** Begin **

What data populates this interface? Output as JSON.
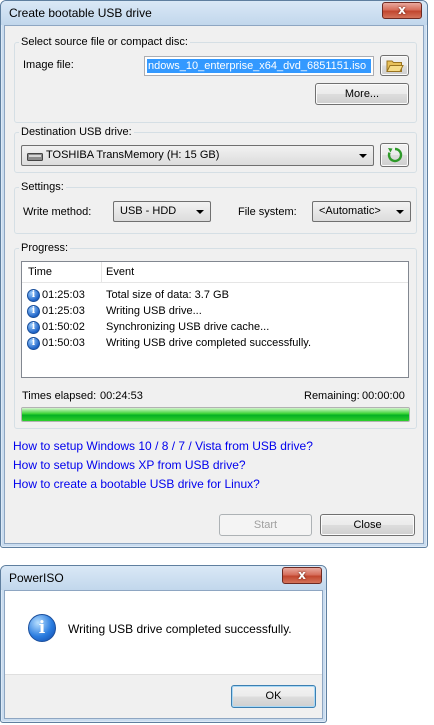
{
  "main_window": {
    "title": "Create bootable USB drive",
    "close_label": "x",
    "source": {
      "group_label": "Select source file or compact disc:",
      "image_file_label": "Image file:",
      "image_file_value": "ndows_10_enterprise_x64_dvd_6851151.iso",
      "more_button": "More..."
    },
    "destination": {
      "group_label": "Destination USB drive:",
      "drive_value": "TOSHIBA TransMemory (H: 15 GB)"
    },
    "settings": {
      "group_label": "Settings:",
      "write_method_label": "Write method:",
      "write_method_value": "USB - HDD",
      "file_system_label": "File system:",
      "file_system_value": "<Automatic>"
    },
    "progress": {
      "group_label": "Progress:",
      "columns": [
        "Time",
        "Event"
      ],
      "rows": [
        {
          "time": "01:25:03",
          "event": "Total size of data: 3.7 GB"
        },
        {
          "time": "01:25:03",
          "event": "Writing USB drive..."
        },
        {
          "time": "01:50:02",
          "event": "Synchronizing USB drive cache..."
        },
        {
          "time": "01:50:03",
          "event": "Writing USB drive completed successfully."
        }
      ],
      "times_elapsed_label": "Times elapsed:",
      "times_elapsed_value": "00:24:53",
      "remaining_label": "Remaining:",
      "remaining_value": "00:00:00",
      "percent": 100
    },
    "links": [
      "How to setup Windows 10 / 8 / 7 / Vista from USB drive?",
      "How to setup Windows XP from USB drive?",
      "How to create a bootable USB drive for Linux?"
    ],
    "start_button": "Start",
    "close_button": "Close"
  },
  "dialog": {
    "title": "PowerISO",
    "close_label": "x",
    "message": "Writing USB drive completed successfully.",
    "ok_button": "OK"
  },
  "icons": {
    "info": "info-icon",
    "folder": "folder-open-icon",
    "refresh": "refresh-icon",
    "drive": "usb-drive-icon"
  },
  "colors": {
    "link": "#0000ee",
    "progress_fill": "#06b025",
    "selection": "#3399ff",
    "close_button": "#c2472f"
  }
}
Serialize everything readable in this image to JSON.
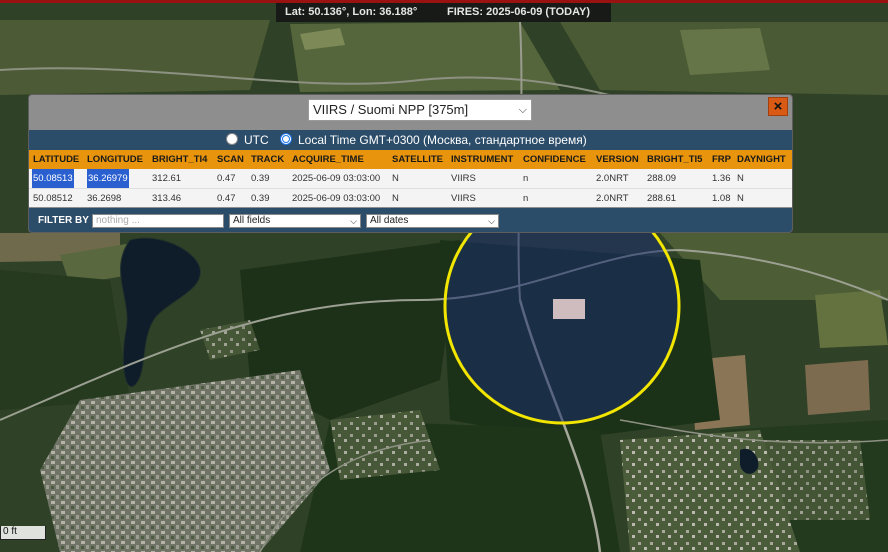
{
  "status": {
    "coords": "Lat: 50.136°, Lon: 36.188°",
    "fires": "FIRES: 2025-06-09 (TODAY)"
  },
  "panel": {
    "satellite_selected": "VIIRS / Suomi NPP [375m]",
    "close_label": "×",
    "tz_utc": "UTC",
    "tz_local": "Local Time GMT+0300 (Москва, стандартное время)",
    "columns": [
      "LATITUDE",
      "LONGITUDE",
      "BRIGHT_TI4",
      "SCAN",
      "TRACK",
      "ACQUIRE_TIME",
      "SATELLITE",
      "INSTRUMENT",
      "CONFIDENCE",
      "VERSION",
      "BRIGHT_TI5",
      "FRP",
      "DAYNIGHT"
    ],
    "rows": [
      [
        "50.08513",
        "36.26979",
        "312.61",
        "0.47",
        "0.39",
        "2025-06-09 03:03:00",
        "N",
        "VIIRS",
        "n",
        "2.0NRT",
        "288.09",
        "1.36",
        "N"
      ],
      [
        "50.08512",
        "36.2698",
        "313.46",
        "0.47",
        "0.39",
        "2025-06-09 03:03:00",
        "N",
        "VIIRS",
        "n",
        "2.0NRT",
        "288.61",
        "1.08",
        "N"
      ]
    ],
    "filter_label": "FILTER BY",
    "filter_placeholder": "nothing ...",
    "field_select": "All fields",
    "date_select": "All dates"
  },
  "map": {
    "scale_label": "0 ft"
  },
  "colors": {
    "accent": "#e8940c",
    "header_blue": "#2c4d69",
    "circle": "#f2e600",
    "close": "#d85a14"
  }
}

** End **

- _REQUIRED TASK_: Pictures in the records must not appear in the copy; transcribe everything else precisely.

- _TASK SOLUTION_:
What data populates this interface? Output as JSON.
{
  "main_window": {
    "title": "Create bootable USB drive",
    "close_label": "x",
    "source": {
      "group_label": "Select source file or compact disc:",
      "image_file_label": "Image file:",
      "image_file_value": "ndows_10_enterprise_x64_dvd_6851151.iso",
      "more_button": "More..."
    },
    "destination": {
      "group_label": "Destination USB drive:",
      "drive_value": "TOSHIBA TransMemory (H: 15 GB)"
    },
    "settings": {
      "group_label": "Settings:",
      "write_method_label": "Write method:",
      "write_method_value": "USB - HDD",
      "file_system_label": "File system:",
      "file_system_value": "<Automatic>"
    },
    "progress": {
      "group_label": "Progress:",
      "columns": [
        "Time",
        "Event"
      ],
      "rows": [
        {
          "time": "01:25:03",
          "event": "Total size of data: 3.7 GB"
        },
        {
          "time": "01:25:03",
          "event": "Writing USB drive..."
        },
        {
          "time": "01:50:02",
          "event": "Synchronizing USB drive cache..."
        },
        {
          "time": "01:50:03",
          "event": "Writing USB drive completed successfully."
        }
      ],
      "times_elapsed_label": "Times elapsed:",
      "times_elapsed_value": "00:24:53",
      "remaining_label": "Remaining:",
      "remaining_value": "00:00:00",
      "percent": 100
    },
    "links": [
      "How to setup Windows 10 / 8 / 7 / Vista from USB drive?",
      "How to setup Windows XP from USB drive?",
      "How to create a bootable USB drive for Linux?"
    ],
    "start_button": "Start",
    "close_button": "Close"
  },
  "dialog": {
    "title": "PowerISO",
    "close_label": "x",
    "message": "Writing USB drive completed successfully.",
    "ok_button": "OK"
  },
  "icons": {
    "info": "info-icon",
    "folder": "folder-open-icon",
    "refresh": "refresh-icon",
    "drive": "usb-drive-icon"
  },
  "colors": {
    "link": "#0000ee",
    "progress_fill": "#06b025",
    "selection": "#3399ff",
    "close_button": "#c2472f"
  }
}
Serialize everything readable in this image to JSON.
{
  "status": {
    "coords": "Lat: 50.136°, Lon: 36.188°",
    "fires": "FIRES: 2025-06-09 (TODAY)"
  },
  "panel": {
    "satellite_selected": "VIIRS / Suomi NPP [375m]",
    "close_label": "×",
    "tz_utc": "UTC",
    "tz_local": "Local Time GMT+0300 (Москва, стандартное время)",
    "columns": [
      "LATITUDE",
      "LONGITUDE",
      "BRIGHT_TI4",
      "SCAN",
      "TRACK",
      "ACQUIRE_TIME",
      "SATELLITE",
      "INSTRUMENT",
      "CONFIDENCE",
      "VERSION",
      "BRIGHT_TI5",
      "FRP",
      "DAYNIGHT"
    ],
    "rows": [
      [
        "50.08513",
        "36.26979",
        "312.61",
        "0.47",
        "0.39",
        "2025-06-09 03:03:00",
        "N",
        "VIIRS",
        "n",
        "2.0NRT",
        "288.09",
        "1.36",
        "N"
      ],
      [
        "50.08512",
        "36.2698",
        "313.46",
        "0.47",
        "0.39",
        "2025-06-09 03:03:00",
        "N",
        "VIIRS",
        "n",
        "2.0NRT",
        "288.61",
        "1.08",
        "N"
      ]
    ],
    "filter_label": "FILTER BY",
    "filter_placeholder": "nothing ...",
    "field_select": "All fields",
    "date_select": "All dates"
  },
  "map": {
    "scale_label": "0 ft"
  },
  "colors": {
    "accent": "#e8940c",
    "header_blue": "#2c4d69",
    "circle": "#f2e600",
    "close": "#d85a14"
  }
}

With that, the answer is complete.